### WHAT YOU ARE ASKED TO DO
In the listing below, pick out lines with "detail".

### Figure contents as structured data
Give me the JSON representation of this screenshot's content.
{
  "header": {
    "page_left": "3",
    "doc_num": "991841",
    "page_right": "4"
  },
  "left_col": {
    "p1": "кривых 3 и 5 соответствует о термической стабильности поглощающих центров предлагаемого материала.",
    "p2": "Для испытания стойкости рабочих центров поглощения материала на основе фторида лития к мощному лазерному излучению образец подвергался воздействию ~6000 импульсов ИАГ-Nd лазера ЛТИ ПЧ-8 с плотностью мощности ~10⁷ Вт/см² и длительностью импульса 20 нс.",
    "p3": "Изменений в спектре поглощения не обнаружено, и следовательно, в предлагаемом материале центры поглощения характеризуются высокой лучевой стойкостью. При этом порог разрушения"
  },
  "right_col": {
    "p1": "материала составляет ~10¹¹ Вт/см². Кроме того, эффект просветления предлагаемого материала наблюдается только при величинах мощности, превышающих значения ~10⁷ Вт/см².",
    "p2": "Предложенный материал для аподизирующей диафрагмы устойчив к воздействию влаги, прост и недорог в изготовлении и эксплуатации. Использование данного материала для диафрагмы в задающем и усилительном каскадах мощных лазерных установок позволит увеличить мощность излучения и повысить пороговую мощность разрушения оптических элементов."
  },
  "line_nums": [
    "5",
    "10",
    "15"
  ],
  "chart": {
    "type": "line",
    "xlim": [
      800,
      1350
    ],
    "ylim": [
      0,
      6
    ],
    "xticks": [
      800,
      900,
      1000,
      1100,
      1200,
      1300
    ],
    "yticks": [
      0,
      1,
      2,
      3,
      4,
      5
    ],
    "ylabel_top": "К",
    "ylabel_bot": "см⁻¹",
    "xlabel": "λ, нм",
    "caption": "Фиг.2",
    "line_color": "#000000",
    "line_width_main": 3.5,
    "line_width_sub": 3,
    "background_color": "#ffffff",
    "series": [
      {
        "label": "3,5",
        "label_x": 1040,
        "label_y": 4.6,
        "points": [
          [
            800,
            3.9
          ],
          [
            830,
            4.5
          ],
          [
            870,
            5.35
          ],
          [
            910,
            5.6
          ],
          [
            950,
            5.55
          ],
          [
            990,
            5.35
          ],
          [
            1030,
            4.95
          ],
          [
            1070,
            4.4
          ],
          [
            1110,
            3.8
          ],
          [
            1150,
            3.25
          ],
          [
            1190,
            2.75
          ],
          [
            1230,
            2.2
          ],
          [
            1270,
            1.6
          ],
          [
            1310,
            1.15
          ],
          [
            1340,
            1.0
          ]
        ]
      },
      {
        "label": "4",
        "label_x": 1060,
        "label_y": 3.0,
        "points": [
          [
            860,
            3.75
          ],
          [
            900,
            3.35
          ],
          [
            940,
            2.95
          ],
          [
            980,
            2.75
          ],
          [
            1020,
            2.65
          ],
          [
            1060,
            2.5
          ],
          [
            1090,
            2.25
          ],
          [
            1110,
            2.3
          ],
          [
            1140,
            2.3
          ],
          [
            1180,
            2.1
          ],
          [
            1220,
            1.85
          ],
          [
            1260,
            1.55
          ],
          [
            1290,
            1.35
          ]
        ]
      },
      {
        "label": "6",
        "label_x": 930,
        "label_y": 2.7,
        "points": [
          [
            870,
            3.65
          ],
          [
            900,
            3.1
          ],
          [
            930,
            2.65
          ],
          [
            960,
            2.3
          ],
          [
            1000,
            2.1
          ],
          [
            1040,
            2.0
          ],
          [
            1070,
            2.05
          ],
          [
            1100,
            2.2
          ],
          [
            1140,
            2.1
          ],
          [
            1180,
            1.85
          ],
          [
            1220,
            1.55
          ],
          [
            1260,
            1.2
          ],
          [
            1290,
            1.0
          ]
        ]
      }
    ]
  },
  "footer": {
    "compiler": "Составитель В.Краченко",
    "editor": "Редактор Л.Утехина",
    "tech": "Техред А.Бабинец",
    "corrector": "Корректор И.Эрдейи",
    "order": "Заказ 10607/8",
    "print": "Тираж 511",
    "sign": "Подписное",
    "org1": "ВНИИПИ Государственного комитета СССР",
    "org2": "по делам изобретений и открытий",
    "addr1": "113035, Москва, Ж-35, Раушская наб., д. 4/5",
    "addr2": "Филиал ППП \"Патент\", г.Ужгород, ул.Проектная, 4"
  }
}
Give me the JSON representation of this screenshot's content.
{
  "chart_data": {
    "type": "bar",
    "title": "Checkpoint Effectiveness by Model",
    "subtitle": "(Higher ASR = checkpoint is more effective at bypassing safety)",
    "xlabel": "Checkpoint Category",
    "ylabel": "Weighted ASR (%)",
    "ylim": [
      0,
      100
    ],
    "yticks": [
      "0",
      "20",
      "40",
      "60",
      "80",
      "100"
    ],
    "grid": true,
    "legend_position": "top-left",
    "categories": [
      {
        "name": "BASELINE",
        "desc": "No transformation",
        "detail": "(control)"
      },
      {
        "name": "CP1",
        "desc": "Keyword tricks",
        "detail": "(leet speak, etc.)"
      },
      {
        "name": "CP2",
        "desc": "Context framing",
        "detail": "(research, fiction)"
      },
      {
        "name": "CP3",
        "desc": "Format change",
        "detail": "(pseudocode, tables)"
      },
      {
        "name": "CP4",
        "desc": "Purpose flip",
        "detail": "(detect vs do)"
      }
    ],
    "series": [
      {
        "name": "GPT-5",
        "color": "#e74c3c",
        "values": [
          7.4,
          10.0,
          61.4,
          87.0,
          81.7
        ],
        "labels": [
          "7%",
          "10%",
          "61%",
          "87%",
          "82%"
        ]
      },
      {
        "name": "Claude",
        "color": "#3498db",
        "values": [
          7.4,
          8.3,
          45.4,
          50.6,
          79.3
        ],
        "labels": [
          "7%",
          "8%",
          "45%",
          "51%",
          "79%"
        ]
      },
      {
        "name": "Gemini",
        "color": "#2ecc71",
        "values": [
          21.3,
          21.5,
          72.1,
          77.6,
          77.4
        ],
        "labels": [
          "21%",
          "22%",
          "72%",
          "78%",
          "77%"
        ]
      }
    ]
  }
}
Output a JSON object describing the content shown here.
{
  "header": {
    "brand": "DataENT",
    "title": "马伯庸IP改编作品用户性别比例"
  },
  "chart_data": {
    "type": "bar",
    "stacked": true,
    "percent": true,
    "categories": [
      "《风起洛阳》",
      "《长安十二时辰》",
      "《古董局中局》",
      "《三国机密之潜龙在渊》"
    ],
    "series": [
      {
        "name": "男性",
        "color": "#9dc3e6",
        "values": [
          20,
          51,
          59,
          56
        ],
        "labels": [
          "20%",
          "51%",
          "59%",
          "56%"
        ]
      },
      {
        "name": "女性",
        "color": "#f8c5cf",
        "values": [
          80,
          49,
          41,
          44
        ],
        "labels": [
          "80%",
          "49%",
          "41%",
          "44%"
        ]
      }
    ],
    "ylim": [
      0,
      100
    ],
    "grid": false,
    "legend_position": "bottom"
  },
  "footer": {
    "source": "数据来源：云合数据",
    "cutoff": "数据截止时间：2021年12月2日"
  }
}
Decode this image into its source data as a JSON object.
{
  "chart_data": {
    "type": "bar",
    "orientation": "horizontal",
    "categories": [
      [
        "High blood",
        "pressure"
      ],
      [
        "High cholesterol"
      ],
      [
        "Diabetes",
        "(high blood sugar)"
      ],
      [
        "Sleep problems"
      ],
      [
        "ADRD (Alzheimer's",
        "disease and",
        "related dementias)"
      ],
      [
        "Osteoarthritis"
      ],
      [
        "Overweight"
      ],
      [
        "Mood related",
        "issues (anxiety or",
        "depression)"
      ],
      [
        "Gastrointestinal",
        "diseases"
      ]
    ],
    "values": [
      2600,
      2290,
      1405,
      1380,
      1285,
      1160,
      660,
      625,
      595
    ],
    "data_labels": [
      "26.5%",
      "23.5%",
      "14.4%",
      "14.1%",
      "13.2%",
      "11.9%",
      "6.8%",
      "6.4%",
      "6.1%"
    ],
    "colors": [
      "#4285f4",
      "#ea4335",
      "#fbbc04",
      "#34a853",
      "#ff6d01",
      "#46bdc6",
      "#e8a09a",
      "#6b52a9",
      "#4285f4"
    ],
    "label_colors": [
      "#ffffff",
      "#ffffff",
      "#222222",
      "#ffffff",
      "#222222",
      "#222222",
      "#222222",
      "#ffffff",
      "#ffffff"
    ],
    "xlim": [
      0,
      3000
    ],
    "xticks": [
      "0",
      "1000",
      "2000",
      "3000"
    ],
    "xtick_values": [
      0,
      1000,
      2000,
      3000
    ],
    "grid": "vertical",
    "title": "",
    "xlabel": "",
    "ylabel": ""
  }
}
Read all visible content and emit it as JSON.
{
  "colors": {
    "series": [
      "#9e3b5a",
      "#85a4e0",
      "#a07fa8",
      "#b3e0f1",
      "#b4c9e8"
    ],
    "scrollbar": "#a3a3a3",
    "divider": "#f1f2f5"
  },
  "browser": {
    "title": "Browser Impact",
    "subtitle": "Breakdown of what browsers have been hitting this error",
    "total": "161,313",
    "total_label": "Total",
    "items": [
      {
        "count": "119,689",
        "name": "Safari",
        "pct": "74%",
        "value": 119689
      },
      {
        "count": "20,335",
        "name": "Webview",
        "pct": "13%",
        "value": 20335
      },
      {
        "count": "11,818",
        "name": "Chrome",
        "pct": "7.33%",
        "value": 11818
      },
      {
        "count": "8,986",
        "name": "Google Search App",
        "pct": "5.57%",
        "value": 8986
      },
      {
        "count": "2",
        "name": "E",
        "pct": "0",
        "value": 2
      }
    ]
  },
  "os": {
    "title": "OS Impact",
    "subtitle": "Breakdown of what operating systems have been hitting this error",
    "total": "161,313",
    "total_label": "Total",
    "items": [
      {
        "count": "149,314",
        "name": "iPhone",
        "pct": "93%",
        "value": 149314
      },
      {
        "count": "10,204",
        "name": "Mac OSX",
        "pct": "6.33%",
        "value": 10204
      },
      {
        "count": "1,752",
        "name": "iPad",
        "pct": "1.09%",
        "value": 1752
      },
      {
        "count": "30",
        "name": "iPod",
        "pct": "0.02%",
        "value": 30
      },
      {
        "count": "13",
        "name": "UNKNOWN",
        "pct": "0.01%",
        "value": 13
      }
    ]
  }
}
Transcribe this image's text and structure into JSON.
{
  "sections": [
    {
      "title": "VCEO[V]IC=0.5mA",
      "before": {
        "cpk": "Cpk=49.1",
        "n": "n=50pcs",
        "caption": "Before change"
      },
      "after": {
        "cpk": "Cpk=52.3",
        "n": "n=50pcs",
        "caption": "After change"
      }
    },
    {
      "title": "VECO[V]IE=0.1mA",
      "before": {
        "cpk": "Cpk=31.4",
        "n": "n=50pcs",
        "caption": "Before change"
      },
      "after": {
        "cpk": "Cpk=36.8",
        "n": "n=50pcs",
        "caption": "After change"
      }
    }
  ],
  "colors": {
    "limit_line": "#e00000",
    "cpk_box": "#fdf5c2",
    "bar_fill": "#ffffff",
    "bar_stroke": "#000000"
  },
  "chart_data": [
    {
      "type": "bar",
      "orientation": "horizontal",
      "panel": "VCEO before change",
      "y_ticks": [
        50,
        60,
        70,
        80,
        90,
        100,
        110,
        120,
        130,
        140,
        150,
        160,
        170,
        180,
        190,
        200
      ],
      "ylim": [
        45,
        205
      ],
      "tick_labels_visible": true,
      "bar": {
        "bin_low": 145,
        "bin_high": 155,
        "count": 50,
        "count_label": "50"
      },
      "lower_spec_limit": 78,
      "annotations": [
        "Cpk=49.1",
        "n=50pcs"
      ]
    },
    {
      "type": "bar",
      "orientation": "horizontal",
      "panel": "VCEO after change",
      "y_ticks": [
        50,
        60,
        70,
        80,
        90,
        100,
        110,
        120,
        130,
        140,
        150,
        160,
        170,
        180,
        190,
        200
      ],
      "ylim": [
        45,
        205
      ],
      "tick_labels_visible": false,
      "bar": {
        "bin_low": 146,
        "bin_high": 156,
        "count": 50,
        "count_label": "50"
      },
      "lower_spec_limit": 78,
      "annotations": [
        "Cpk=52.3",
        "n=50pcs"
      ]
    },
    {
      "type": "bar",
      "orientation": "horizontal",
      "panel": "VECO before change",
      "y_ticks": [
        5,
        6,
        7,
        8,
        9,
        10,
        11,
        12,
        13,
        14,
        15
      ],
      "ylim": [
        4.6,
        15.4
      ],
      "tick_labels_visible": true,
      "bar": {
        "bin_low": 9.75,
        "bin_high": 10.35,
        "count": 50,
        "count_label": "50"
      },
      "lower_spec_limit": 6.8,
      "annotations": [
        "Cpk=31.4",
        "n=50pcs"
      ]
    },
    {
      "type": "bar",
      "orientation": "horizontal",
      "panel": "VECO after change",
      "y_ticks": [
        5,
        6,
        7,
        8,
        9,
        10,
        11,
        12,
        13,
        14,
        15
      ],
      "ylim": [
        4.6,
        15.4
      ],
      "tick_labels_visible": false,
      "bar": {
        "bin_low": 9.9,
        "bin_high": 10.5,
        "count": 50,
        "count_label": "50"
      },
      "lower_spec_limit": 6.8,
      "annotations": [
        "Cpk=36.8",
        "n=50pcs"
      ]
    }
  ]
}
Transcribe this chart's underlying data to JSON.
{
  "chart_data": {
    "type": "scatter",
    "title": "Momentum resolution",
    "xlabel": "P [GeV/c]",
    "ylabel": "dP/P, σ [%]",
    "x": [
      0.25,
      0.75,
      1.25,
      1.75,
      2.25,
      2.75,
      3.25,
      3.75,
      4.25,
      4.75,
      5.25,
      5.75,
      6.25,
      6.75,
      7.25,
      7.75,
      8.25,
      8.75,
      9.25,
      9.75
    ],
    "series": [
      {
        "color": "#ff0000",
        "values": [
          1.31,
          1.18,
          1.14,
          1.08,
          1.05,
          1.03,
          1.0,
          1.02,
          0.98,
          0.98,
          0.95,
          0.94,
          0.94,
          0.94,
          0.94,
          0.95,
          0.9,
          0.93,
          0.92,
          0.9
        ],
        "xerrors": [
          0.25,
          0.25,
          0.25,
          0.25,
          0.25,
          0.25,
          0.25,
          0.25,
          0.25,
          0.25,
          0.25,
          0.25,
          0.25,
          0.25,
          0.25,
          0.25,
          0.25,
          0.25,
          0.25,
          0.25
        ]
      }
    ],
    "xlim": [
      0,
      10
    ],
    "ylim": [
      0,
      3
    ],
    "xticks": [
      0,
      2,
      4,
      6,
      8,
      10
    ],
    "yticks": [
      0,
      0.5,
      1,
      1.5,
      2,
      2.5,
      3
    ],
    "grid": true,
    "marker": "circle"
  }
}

### RIGHT ANSWER
        "detail": "(control)"
        "detail": "(leet speak, etc.)"
        "detail": "(research, fiction)"
        "detail": "(pseudocode, tables)"
        "detail": "(detect vs do)"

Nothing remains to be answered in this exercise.